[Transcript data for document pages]
● ● ● ● ●
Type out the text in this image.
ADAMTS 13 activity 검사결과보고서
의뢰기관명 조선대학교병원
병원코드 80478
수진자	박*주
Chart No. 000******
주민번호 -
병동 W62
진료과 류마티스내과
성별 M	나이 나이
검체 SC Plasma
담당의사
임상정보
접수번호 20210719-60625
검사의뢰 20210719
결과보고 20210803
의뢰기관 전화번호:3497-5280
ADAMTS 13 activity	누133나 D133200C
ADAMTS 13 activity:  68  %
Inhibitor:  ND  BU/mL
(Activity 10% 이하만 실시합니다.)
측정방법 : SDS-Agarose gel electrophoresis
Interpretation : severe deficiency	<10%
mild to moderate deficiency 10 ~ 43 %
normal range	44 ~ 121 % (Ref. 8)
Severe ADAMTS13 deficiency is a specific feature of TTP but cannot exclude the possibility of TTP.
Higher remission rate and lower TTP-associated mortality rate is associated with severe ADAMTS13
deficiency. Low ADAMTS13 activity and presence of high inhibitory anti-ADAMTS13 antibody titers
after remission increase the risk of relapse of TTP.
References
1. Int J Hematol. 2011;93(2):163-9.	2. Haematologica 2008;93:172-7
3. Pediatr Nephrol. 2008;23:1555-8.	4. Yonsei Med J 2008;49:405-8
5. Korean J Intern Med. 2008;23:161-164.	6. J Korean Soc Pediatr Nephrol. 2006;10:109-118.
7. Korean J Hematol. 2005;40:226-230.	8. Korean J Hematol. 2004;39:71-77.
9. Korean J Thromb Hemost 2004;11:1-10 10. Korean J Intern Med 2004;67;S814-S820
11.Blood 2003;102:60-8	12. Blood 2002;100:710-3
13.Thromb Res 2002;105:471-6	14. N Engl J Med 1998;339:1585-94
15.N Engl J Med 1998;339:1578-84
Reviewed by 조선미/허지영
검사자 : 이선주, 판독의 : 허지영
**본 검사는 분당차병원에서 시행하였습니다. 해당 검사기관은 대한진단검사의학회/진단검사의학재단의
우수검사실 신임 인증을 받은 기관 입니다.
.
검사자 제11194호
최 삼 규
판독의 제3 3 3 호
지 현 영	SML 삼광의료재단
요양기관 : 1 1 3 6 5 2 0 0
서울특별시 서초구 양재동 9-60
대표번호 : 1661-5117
● ● ● ● ●
**Task brief**
Faithfully transcribe the whole of the data.

**Answer space**
Type out the text in this image.
ADAMTS 13 activity 검사결과보고서
의뢰기관명 조선대학교병원
병원코드 80478
수진자	박*주
Chart No. 000******
주민번호 -
병동 W62
진료과 류마티스내과
성별 M	나이 나이
검체 SC Plasma
담당의사
임상정보
접수번호 20210719-60625
검사의뢰 20210719
결과보고 20210803
의뢰기관 전화번호:3497-5280
ADAMTS 13 activity	누133나 D133200C
ADAMTS 13 activity:  68  %
Inhibitor:  ND  BU/mL
(Activity 10% 이하만 실시합니다.)
측정방법 : SDS-Agarose gel electrophoresis
Interpretation : severe deficiency	<10%
mild to moderate deficiency 10 ~ 43 %
normal range	44 ~ 121 % (Ref. 8)
Severe ADAMTS13 deficiency is a specific feature of TTP but cannot exclude the possibility of TTP.
Higher remission rate and lower TTP-associated mortality rate is associated with severe ADAMTS13
deficiency. Low ADAMTS13 activity and presence of high inhibitory anti-ADAMTS13 antibody titers
after remission increase the risk of relapse of TTP.
References
1. Int J Hematol. 2011;93(2):163-9.	2. Haematologica 2008;93:172-7
3. Pediatr Nephrol. 2008;23:1555-8.	4. Yonsei Med J 2008;49:405-8
5. Korean J Intern Med. 2008;23:161-164.	6. J Korean Soc Pediatr Nephrol. 2006;10:109-118.
7. Korean J Hematol. 2005;40:226-230.	8. Korean J Hematol. 2004;39:71-77.
9. Korean J Thromb Hemost 2004;11:1-10 10. Korean J Intern Med 2004;67;S814-S820
11.Blood 2003;102:60-8	12. Blood 2002;100:710-3
13.Thromb Res 2002;105:471-6	14. N Engl J Med 1998;339:1585-94
15.N Engl J Med 1998;339:1578-84
Reviewed by 조선미/허지영
검사자 : 이선주, 판독의 : 허지영
**본 검사는 분당차병원에서 시행하였습니다. 해당 검사기관은 대한진단검사의학회/진단검사의학재단의
우수검사실 신임 인증을 받은 기관 입니다.
.
검사자 제11194호
최 삼 규
판독의 제3 3 3 호
지 현 영	SML 삼광의료재단
요양기관 : 1 1 3 6 5 2 0 0
서울특별시 서초구 양재동 9-60
대표번호 : 1661-5117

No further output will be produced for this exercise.